* Текст:
+ + + + +

4. «Триединство»
4. «Триединство»
Догмат Триединства постигался и богословски «выговаривался» святыми отцами, а живописно постигнут он на иконе Рублева. Об этой иконе так писал Флоренский: «Нас умиляет, поражает и почти ожигает в произведении Рублева… внезапно сдернутая пред нами завеса ноуменального мира… Он воистину передал нам узренное им откровение. Среди мятущихся обстоятельств времени, среди раздоров, междоусобных распрей, всеобщего одичания и татарских набегов, среди этого глубокого безмирия, растлившего Русь, открылся духовному миру бесконечный, невозмутимый, нерушимый мир… горнего мира. Вражде и ненависти, царящим в дольном, противопоставилась взаимная любовь, струящаяся в вечном согласии, в вечной безмолвной беседе, в вечном единстве сфер горних. Вот этот–то неизъяснимый мир, струящийся широким потоком прямо в душу созерцающего от Троицы Рублева, эту ничему в мире не равную лазурь — более небесную, чем само земное небо… эту невыразимую грацию взаимных склонений, эту премирную тишину безглагольное эту бесконечную друг пред другом покорность — мы считаем творческим содержанием Троицы. Человеческая культура, представленная палатами, мир жизни — деревом и земля — скалою, — все мало и ничтожно пред этим общением неиссякаемой бесконечной любви; все — лишь около нее и для нее, ибо она — своею голубизною, музыкою своей красоты, своим пребыванием выше пола, выше возраста, выше всех земных определений и разделений — есть само небо, есть сама безусловная реальность»[840].

+ + + + +

* Исходные данные:
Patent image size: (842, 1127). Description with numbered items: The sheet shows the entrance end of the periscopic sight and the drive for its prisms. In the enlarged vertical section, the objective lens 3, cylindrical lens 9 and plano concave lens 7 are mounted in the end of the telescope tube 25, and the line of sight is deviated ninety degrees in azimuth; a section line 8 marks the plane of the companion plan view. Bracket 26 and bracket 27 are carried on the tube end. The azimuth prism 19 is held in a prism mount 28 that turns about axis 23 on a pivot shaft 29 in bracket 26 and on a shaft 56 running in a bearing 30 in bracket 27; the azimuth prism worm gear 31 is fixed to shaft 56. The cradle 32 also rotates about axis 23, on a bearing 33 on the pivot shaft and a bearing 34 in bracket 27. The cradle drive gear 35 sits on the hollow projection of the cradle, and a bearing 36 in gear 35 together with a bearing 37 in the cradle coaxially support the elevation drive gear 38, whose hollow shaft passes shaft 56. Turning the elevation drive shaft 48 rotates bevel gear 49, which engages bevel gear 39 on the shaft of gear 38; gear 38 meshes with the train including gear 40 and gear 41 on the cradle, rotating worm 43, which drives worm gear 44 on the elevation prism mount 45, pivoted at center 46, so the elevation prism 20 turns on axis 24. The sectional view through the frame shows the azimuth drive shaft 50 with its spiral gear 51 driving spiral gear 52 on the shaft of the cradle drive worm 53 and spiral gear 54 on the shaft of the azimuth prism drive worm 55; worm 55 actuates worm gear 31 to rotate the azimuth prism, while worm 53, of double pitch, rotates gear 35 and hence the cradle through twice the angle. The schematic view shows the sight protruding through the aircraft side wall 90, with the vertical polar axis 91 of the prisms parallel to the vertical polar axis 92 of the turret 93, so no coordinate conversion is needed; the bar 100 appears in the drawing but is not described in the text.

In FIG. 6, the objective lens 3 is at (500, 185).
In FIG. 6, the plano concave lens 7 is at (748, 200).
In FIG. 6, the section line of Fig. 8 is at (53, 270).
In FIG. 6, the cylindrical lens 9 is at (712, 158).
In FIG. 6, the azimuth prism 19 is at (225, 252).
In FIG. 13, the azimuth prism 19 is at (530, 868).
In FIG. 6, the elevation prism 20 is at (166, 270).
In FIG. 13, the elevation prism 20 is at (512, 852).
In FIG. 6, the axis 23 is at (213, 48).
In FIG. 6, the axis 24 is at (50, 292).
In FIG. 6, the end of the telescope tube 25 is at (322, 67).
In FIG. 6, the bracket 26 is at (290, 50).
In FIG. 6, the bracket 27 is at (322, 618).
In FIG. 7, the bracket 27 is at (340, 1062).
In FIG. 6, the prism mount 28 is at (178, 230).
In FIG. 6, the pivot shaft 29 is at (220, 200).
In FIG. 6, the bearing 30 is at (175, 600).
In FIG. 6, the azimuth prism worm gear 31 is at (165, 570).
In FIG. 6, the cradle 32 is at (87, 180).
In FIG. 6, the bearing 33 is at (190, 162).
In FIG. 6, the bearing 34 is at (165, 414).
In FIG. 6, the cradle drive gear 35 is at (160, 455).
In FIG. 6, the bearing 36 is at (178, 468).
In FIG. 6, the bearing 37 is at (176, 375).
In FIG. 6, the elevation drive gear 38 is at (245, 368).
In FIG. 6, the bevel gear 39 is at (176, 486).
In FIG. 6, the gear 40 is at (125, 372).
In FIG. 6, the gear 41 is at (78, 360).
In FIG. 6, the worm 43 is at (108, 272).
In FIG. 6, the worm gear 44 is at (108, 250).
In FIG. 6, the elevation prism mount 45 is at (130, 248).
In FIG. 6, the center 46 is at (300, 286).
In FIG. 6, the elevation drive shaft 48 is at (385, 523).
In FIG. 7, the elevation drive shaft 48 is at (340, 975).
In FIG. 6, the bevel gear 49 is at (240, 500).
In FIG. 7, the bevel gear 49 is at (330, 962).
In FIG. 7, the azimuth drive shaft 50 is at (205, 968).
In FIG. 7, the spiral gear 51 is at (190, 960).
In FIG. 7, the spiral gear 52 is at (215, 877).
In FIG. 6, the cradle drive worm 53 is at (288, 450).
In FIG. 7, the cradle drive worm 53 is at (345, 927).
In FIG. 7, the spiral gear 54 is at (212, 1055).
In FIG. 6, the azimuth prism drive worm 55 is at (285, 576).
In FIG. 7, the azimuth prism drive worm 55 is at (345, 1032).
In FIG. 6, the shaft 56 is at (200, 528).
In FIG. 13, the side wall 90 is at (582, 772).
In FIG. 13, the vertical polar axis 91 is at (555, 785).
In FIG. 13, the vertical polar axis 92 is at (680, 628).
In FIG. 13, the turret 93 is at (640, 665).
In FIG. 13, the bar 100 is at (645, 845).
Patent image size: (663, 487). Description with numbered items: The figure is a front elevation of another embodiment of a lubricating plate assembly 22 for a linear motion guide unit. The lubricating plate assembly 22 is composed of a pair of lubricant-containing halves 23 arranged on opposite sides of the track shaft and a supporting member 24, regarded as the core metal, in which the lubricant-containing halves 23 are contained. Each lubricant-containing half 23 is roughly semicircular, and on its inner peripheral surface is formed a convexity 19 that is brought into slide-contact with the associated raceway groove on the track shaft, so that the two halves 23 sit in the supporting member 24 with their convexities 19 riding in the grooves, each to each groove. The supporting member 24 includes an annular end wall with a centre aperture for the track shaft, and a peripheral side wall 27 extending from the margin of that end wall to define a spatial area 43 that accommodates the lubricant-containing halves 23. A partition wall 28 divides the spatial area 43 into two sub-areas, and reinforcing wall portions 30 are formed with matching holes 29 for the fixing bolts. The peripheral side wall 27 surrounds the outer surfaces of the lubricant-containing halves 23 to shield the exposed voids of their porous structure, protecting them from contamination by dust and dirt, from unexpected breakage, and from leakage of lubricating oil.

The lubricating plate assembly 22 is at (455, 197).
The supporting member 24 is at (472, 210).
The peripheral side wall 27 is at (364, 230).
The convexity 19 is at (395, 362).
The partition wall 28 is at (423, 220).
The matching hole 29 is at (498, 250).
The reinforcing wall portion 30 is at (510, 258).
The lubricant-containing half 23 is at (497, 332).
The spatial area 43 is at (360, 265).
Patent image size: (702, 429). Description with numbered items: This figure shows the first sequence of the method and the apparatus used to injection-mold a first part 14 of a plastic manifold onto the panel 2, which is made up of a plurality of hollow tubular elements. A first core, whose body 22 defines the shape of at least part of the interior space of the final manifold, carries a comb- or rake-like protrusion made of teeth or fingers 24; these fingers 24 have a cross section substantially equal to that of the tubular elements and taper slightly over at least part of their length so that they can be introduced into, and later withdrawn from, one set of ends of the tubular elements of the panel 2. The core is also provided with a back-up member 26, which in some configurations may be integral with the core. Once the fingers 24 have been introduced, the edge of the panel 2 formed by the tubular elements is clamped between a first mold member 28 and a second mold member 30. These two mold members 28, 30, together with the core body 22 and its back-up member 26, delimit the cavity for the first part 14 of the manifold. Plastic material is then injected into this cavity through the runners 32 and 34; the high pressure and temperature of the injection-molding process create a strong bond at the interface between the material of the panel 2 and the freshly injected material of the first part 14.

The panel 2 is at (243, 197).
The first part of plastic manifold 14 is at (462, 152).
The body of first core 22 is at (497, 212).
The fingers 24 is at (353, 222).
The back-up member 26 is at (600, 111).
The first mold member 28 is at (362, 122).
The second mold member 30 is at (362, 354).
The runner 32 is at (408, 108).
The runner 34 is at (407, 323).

+ + + + +

* Задание 1:
Чем, согласно цитате Флоренского в тексте об иконе Рублева, представлена человеческая культура?
* Задание 2:
Продолжите текст об иконе Рублева, начав сразу после его последнего предложения.
Строки к этому отношения не имеют.

* Ответ 1:
Палатами.

* Ответ 2:
Икона Рублева, говорит нам Флоренский, дала видение достоверности мира божественной любви. Мы верим в Любовь — вот что лежит нетленным зерном в скорлупе троического догмата, которому надо было бы учиться в семинариях не «по Филарету», а «по Рублеву» и по Флоренскому.
Верить в Любовь означает, что в человеке заложен отблеск этой любви, как самородок золота в самых недрах, и этот отблеск рождает веру.
Об идее Триипостасной Истины Флоренский говорил во втором письме в терминах философских, как о «единственной для разума возможной идее истины». И в послесловии: «Рассудок возможен потому, что есть Трисиятельный Светоч», «корень разума». Теперь, в третьем письме, он говорит о том же языком богословия.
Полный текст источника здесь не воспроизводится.